- **YOUR TASK**:
For the listing below, give the count of lines containing "cmolc", and no other text.

- **INFORMATION PROVIDED**:
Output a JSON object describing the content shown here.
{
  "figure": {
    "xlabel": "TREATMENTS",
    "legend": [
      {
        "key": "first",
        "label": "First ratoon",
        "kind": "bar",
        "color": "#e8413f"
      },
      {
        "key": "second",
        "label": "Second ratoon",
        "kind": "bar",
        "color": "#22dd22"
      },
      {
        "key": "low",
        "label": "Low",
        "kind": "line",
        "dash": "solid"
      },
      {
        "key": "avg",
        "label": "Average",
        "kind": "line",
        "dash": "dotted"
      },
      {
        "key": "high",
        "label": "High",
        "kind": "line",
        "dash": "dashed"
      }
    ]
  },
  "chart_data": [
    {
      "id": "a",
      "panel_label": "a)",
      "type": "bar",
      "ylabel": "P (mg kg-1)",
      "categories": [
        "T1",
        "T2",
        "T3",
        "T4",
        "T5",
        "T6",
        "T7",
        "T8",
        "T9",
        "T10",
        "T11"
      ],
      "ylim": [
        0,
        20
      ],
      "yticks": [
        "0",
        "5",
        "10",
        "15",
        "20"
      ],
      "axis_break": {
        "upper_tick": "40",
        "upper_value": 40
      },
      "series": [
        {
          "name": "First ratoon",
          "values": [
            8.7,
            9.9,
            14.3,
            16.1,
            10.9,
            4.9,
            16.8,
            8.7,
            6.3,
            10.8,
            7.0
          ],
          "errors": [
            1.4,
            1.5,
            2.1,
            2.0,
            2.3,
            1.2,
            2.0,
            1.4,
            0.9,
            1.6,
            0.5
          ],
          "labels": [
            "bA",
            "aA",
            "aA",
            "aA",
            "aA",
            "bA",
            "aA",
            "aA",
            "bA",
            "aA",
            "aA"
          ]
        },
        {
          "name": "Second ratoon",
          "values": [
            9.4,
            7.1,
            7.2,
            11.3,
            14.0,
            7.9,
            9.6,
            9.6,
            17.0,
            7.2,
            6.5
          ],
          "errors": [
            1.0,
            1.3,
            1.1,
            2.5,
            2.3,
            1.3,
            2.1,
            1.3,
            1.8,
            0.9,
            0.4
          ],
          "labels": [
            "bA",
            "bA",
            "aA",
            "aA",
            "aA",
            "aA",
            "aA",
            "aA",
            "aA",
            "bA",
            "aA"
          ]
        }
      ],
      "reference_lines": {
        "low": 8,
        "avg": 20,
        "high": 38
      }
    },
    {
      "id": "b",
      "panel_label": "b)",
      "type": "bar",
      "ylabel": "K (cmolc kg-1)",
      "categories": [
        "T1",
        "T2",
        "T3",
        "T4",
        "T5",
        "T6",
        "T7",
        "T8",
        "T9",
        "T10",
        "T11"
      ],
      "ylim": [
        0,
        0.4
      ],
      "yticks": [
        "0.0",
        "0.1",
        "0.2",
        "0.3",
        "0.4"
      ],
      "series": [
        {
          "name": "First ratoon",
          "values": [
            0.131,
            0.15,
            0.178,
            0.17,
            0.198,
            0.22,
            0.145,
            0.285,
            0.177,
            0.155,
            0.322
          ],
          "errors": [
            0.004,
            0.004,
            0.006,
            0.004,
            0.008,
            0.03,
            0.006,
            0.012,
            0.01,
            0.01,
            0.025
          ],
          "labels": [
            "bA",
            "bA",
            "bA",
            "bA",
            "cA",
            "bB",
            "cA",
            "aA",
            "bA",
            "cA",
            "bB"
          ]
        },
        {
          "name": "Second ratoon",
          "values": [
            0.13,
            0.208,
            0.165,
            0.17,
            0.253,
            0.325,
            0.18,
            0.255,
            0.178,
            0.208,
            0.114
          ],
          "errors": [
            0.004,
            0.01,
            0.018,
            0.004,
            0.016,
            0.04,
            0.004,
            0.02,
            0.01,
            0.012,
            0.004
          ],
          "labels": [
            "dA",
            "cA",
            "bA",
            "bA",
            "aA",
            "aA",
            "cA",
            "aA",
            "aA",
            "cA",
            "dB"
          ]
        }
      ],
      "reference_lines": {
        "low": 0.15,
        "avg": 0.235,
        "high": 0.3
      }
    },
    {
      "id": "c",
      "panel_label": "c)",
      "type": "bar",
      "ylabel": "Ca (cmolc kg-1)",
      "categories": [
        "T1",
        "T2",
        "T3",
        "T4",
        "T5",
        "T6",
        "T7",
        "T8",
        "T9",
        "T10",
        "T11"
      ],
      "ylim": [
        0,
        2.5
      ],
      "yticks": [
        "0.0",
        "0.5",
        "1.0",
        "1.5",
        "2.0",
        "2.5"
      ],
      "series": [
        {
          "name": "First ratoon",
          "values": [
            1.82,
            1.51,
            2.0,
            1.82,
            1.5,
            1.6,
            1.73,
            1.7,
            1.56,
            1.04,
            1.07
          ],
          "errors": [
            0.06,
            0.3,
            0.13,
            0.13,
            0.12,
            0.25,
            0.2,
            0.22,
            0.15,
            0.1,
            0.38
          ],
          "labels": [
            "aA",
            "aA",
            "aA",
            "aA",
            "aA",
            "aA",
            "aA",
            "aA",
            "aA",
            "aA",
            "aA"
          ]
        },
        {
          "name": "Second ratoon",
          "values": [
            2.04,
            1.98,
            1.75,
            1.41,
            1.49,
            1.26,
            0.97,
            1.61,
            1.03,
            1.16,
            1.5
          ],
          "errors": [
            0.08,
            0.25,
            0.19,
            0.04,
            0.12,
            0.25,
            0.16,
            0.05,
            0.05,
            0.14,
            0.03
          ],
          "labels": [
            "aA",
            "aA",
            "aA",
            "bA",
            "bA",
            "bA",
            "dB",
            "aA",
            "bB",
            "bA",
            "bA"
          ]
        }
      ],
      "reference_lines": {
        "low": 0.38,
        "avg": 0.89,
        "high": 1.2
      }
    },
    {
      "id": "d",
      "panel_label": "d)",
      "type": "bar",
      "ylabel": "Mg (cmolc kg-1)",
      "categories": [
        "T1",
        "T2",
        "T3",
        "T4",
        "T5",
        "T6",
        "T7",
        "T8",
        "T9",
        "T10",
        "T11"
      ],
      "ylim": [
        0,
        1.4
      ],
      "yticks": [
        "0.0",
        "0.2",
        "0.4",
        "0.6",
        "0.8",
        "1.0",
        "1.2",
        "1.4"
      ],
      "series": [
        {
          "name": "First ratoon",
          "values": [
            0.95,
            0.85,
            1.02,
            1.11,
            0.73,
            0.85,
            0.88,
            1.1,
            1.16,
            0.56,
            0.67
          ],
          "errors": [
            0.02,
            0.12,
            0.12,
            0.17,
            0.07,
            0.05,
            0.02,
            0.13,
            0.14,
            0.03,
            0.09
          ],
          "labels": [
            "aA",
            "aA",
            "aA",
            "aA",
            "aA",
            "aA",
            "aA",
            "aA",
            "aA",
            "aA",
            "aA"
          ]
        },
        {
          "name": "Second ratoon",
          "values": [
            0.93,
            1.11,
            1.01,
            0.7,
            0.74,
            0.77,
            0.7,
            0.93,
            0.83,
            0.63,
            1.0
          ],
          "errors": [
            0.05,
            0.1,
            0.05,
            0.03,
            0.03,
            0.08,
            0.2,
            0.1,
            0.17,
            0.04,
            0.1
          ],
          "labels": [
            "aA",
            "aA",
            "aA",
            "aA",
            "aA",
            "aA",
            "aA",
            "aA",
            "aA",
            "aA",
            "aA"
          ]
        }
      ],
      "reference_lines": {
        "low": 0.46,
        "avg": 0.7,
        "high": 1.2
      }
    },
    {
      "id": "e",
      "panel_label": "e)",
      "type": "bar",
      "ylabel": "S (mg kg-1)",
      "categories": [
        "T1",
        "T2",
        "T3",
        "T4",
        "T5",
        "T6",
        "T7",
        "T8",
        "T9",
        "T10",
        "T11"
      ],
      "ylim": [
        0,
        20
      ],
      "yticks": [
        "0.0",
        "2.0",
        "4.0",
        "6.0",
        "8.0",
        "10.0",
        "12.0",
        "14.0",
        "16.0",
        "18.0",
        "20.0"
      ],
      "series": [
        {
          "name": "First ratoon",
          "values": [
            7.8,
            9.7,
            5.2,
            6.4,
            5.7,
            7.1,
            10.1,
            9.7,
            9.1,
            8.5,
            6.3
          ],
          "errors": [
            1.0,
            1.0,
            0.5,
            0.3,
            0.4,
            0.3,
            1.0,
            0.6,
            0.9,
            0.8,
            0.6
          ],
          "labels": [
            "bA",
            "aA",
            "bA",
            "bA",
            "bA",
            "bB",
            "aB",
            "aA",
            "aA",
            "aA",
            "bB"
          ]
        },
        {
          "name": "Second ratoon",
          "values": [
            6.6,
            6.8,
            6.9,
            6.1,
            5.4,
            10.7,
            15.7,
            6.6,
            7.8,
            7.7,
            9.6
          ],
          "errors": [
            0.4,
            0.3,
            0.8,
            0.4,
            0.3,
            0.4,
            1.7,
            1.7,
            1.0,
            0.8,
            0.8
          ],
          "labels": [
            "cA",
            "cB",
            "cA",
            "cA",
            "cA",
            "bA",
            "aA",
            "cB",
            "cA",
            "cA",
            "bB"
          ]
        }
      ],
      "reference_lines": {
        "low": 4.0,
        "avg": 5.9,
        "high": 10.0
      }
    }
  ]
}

- **FINAL ANSWER**:
3